### PROVIDED MATERIAL
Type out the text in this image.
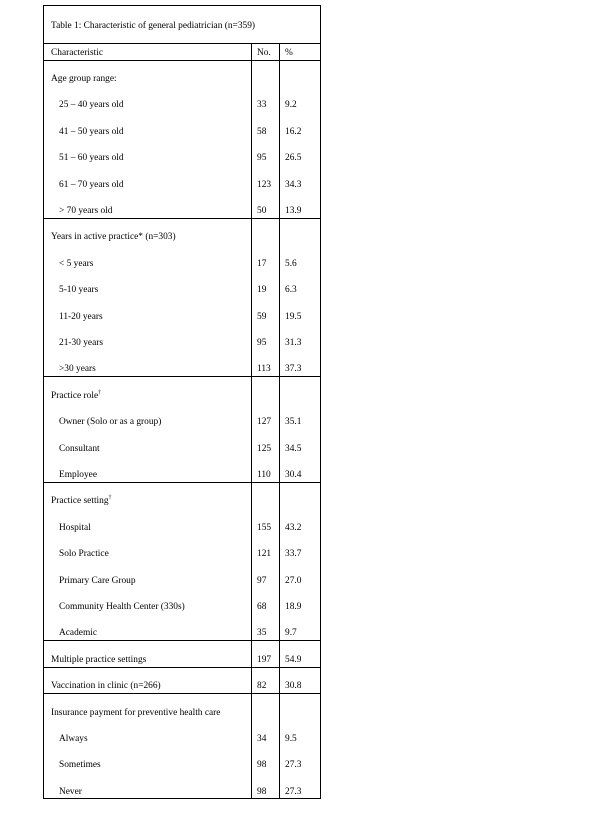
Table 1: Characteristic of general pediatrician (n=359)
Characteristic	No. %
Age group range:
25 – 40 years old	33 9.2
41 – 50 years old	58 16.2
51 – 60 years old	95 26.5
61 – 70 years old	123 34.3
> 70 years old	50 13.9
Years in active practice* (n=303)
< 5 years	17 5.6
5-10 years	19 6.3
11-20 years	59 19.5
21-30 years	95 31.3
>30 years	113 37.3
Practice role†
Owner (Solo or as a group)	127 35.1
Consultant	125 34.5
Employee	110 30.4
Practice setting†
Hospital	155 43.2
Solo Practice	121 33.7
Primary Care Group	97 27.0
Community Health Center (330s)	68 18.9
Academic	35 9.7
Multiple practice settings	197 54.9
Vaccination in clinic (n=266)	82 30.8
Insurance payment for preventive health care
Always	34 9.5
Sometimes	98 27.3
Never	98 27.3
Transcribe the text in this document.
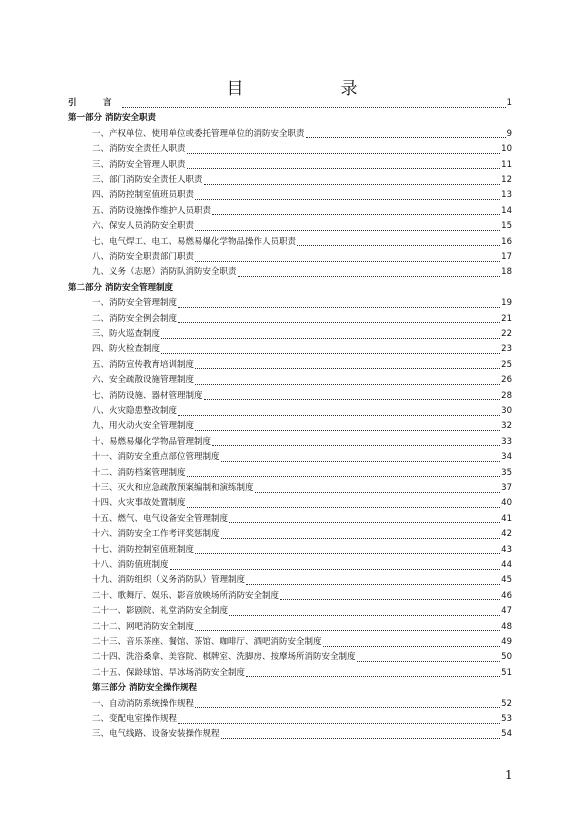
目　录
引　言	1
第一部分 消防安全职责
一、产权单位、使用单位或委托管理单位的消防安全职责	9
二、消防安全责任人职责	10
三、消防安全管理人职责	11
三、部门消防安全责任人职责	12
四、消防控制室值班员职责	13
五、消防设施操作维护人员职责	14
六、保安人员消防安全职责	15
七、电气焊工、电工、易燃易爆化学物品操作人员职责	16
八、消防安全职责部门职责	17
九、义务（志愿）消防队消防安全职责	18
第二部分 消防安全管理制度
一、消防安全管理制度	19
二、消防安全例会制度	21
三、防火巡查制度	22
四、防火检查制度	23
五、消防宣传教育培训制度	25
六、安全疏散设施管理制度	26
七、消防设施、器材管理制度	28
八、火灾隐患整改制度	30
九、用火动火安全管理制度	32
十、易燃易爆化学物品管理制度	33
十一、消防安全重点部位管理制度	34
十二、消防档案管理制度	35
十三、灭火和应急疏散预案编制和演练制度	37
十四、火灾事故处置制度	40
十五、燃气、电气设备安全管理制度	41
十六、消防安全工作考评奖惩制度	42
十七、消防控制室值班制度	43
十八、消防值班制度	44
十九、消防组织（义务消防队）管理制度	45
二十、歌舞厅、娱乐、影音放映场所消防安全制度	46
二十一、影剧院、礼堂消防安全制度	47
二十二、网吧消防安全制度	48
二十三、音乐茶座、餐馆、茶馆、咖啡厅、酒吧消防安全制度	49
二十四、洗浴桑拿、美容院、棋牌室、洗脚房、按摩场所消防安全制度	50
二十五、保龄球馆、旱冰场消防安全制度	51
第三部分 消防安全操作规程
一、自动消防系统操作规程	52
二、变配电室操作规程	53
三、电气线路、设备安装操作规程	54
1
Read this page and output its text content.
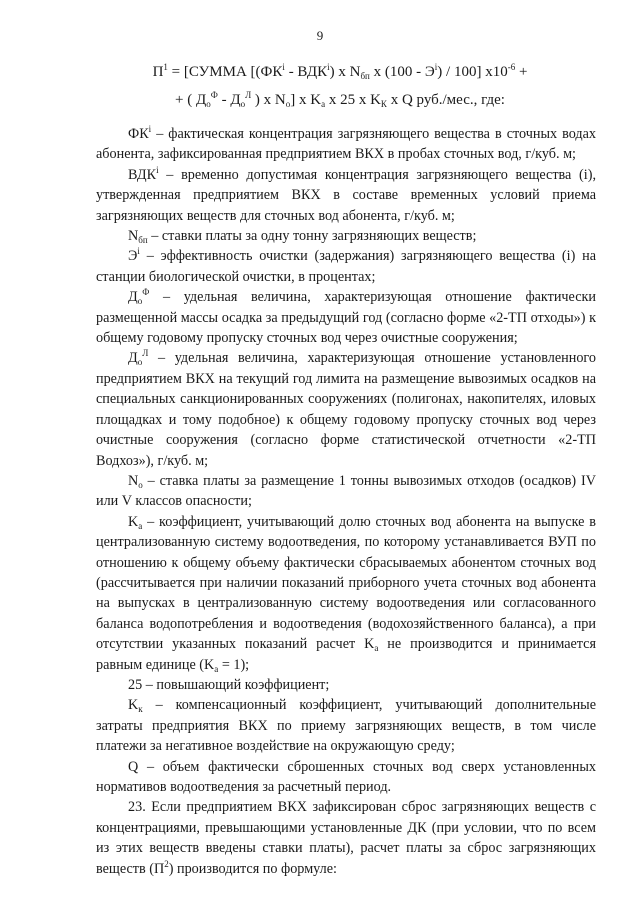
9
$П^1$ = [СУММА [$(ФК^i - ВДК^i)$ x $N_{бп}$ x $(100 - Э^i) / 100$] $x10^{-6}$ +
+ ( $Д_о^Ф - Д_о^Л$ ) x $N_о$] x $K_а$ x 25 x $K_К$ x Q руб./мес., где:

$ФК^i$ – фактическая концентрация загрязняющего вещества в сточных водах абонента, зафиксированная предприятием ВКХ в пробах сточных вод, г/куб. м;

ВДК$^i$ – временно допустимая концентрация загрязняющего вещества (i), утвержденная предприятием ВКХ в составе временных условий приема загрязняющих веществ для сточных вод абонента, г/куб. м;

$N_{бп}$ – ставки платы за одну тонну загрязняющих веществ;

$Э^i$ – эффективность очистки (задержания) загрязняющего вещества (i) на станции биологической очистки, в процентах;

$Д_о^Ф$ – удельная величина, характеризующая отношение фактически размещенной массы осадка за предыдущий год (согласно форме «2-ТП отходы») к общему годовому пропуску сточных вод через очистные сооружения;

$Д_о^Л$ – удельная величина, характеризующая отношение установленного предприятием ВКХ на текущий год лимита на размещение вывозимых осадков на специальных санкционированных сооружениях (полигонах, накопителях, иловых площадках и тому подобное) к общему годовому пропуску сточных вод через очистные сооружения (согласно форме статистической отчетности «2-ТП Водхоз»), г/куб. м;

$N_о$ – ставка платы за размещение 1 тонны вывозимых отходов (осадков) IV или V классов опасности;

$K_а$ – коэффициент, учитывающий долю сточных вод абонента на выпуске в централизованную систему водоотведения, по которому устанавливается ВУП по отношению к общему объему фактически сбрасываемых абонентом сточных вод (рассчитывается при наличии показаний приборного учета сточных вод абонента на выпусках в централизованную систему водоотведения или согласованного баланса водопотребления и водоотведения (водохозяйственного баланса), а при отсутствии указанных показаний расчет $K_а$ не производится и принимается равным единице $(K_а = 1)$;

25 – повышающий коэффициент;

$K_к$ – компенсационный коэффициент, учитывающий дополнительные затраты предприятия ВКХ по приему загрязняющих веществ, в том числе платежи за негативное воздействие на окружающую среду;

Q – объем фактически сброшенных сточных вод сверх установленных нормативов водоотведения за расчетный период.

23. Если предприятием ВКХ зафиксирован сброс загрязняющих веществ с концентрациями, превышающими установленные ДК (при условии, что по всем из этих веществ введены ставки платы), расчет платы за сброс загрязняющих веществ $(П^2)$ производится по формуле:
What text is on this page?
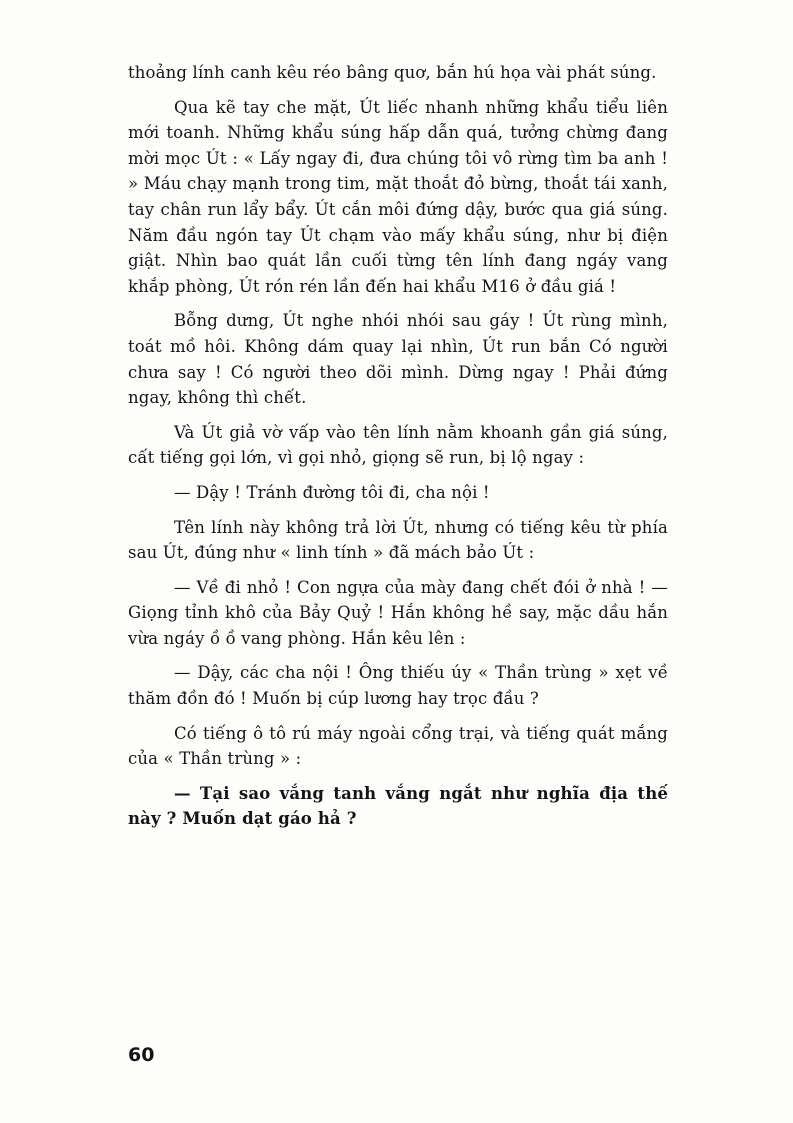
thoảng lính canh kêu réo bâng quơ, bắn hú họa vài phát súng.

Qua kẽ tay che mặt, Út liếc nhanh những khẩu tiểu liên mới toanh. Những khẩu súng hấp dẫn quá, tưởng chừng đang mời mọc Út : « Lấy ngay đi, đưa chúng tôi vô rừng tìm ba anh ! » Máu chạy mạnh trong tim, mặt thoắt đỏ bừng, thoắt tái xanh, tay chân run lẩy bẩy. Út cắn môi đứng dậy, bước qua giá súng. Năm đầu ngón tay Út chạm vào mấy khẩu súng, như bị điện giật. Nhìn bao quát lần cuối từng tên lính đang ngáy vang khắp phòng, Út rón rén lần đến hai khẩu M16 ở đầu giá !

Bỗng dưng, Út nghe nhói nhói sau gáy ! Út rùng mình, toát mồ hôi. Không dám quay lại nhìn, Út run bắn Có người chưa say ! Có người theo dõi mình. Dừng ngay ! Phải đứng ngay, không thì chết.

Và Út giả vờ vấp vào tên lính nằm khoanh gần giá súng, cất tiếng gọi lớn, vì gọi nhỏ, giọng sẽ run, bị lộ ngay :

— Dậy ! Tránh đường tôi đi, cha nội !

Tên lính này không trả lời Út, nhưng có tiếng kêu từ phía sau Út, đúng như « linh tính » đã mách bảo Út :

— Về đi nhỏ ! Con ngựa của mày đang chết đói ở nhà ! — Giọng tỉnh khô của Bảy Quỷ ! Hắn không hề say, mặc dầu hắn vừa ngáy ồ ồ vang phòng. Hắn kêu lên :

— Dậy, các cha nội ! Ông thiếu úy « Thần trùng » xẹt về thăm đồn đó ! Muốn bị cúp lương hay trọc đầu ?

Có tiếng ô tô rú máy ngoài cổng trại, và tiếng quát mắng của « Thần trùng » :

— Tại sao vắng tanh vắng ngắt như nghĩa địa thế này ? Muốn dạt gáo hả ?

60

### DESCRIPTION OF THE TASK
Omit the pictures. Output every record above word for word.

### RESULT BELOW
Type out the text in this image.
Table 1: Characteristic of general pediatrician (n=359)
Characteristic	No. %
Age group range:
25 – 40 years old	33 9.2
41 – 50 years old	58 16.2
51 – 60 years old	95 26.5
61 – 70 years old	123 34.3
> 70 years old	50 13.9
Years in active practice* (n=303)
< 5 years	17 5.6
5-10 years	19 6.3
11-20 years	59 19.5
21-30 years	95 31.3
>30 years	113 37.3
Practice role†
Owner (Solo or as a group)	127 35.1
Consultant	125 34.5
Employee	110 30.4
Practice setting†
Hospital	155 43.2
Solo Practice	121 33.7
Primary Care Group	97 27.0
Community Health Center (330s)	68 18.9
Academic	35 9.7
Multiple practice settings	197 54.9
Vaccination in clinic (n=266)	82 30.8
Insurance payment for preventive health care
Always	34 9.5
Sometimes	98 27.3
Never	98 27.3
Transcribe the text in this document.
目　录
引　言	1
第一部分 消防安全职责
一、产权单位、使用单位或委托管理单位的消防安全职责	9
二、消防安全责任人职责	10
三、消防安全管理人职责	11
三、部门消防安全责任人职责	12
四、消防控制室值班员职责	13
五、消防设施操作维护人员职责	14
六、保安人员消防安全职责	15
七、电气焊工、电工、易燃易爆化学物品操作人员职责	16
八、消防安全职责部门职责	17
九、义务（志愿）消防队消防安全职责	18
第二部分 消防安全管理制度
一、消防安全管理制度	19
二、消防安全例会制度	21
三、防火巡查制度	22
四、防火检查制度	23
五、消防宣传教育培训制度	25
六、安全疏散设施管理制度	26
七、消防设施、器材管理制度	28
八、火灾隐患整改制度	30
九、用火动火安全管理制度	32
十、易燃易爆化学物品管理制度	33
十一、消防安全重点部位管理制度	34
十二、消防档案管理制度	35
十三、灭火和应急疏散预案编制和演练制度	37
十四、火灾事故处置制度	40
十五、燃气、电气设备安全管理制度	41
十六、消防安全工作考评奖惩制度	42
十七、消防控制室值班制度	43
十八、消防值班制度	44
十九、消防组织（义务消防队）管理制度	45
二十、歌舞厅、娱乐、影音放映场所消防安全制度	46
二十一、影剧院、礼堂消防安全制度	47
二十二、网吧消防安全制度	48
二十三、音乐茶座、餐馆、茶馆、咖啡厅、酒吧消防安全制度	49
二十四、洗浴桑拿、美容院、棋牌室、洗脚房、按摩场所消防安全制度	50
二十五、保龄球馆、旱冰场消防安全制度	51
第三部分 消防安全操作规程
一、自动消防系统操作规程	52
二、变配电室操作规程	53
三、电气线路、设备安装操作规程	54
1
Read this page and output its text content.
9
$П^1$ = [СУММА [$(ФК^i - ВДК^i)$ x $N_{бп}$ x $(100 - Э^i) / 100$] $x10^{-6}$ +
+ ( $Д_о^Ф - Д_о^Л$ ) x $N_о$] x $K_а$ x 25 x $K_К$ x Q руб./мес., где:

$ФК^i$ – фактическая концентрация загрязняющего вещества в сточных водах абонента, зафиксированная предприятием ВКХ в пробах сточных вод, г/куб. м;

ВДК$^i$ – временно допустимая концентрация загрязняющего вещества (i), утвержденная предприятием ВКХ в составе временных условий приема загрязняющих веществ для сточных вод абонента, г/куб. м;

$N_{бп}$ – ставки платы за одну тонну загрязняющих веществ;

$Э^i$ – эффективность очистки (задержания) загрязняющего вещества (i) на станции биологической очистки, в процентах;

$Д_о^Ф$ – удельная величина, характеризующая отношение фактически размещенной массы осадка за предыдущий год (согласно форме «2-ТП отходы») к общему годовому пропуску сточных вод через очистные сооружения;

$Д_о^Л$ – удельная величина, характеризующая отношение установленного предприятием ВКХ на текущий год лимита на размещение вывозимых осадков на специальных санкционированных сооружениях (полигонах, накопителях, иловых площадках и тому подобное) к общему годовому пропуску сточных вод через очистные сооружения (согласно форме статистической отчетности «2-ТП Водхоз»), г/куб. м;

$N_о$ – ставка платы за размещение 1 тонны вывозимых отходов (осадков) IV или V классов опасности;

$K_а$ – коэффициент, учитывающий долю сточных вод абонента на выпуске в централизованную систему водоотведения, по которому устанавливается ВУП по отношению к общему объему фактически сбрасываемых абонентом сточных вод (рассчитывается при наличии показаний приборного учета сточных вод абонента на выпусках в централизованную систему водоотведения или согласованного баланса водопотребления и водоотведения (водохозяйственного баланса), а при отсутствии указанных показаний расчет $K_а$ не производится и принимается равным единице $(K_а = 1)$;

25 – повышающий коэффициент;

$K_к$ – компенсационный коэффициент, учитывающий дополнительные затраты предприятия ВКХ по приему загрязняющих веществ, в том числе платежи за негативное воздействие на окружающую среду;

Q – объем фактически сброшенных сточных вод сверх установленных нормативов водоотведения за расчетный период.

23. Если предприятием ВКХ зафиксирован сброс загрязняющих веществ с концентрациями, превышающими установленные ДК (при условии, что по всем из этих веществ введены ставки платы), расчет платы за сброс загрязняющих веществ $(П^2)$ производится по формуле:
What text is on this page?
thoảng lính canh kêu réo bâng quơ, bắn hú họa vài phát súng.

Qua kẽ tay che mặt, Út liếc nhanh những khẩu tiểu liên mới toanh. Những khẩu súng hấp dẫn quá, tưởng chừng đang mời mọc Út : « Lấy ngay đi, đưa chúng tôi vô rừng tìm ba anh ! » Máu chạy mạnh trong tim, mặt thoắt đỏ bừng, thoắt tái xanh, tay chân run lẩy bẩy. Út cắn môi đứng dậy, bước qua giá súng. Năm đầu ngón tay Út chạm vào mấy khẩu súng, như bị điện giật. Nhìn bao quát lần cuối từng tên lính đang ngáy vang khắp phòng, Út rón rén lần đến hai khẩu M16 ở đầu giá !

Bỗng dưng, Út nghe nhói nhói sau gáy ! Út rùng mình, toát mồ hôi. Không dám quay lại nhìn, Út run bắn Có người chưa say ! Có người theo dõi mình. Dừng ngay ! Phải đứng ngay, không thì chết.

Và Út giả vờ vấp vào tên lính nằm khoanh gần giá súng, cất tiếng gọi lớn, vì gọi nhỏ, giọng sẽ run, bị lộ ngay :

— Dậy ! Tránh đường tôi đi, cha nội !

Tên lính này không trả lời Út, nhưng có tiếng kêu từ phía sau Út, đúng như « linh tính » đã mách bảo Út :

— Về đi nhỏ ! Con ngựa của mày đang chết đói ở nhà ! — Giọng tỉnh khô của Bảy Quỷ ! Hắn không hề say, mặc dầu hắn vừa ngáy ồ ồ vang phòng. Hắn kêu lên :

— Dậy, các cha nội ! Ông thiếu úy « Thần trùng » xẹt về thăm đồn đó ! Muốn bị cúp lương hay trọc đầu ?

Có tiếng ô tô rú máy ngoài cổng trại, và tiếng quát mắng của « Thần trùng » :

— Tại sao vắng tanh vắng ngắt như nghĩa địa thế này ? Muốn dạt gáo hả ?

60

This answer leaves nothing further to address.